YOUR TASK = What follows is a block of records; restate each one word for word.

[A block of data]
--- BEGIN ---

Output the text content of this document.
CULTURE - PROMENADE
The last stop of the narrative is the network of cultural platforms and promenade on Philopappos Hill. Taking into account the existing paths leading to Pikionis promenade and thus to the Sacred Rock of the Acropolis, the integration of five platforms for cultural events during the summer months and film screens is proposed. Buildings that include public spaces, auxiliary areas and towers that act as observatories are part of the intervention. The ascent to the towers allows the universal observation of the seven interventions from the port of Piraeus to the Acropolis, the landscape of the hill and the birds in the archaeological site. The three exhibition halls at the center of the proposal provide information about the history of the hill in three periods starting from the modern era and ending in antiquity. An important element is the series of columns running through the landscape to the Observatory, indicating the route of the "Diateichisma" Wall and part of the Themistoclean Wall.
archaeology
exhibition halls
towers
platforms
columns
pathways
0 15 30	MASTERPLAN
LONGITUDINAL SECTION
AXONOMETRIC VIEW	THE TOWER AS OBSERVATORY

--- END ---

EXERCISE RESULT =
Output the text content of this document.
CULTURE - PROMENADE
The last stop of the narrative is the network of cultural platforms and promenade on Philopappos Hill. Taking into account the existing paths leading to Pikionis promenade and thus to the Sacred Rock of the Acropolis, the integration of five platforms for cultural events during the summer months and film screens is proposed. Buildings that include public spaces, auxiliary areas and towers that act as observatories are part of the intervention. The ascent to the towers allows the universal observation of the seven interventions from the port of Piraeus to the Acropolis, the landscape of the hill and the birds in the archaeological site. The three exhibition halls at the center of the proposal provide information about the history of the hill in three periods starting from the modern era and ending in antiquity. An important element is the series of columns running through the landscape to the Observatory, indicating the route of the "Diateichisma" Wall and part of the Themistoclean Wall.
archaeology
exhibition halls
towers
platforms
columns
pathways
0 15 30	MASTERPLAN
LONGITUDINAL SECTION
AXONOMETRIC VIEW	THE TOWER AS OBSERVATORY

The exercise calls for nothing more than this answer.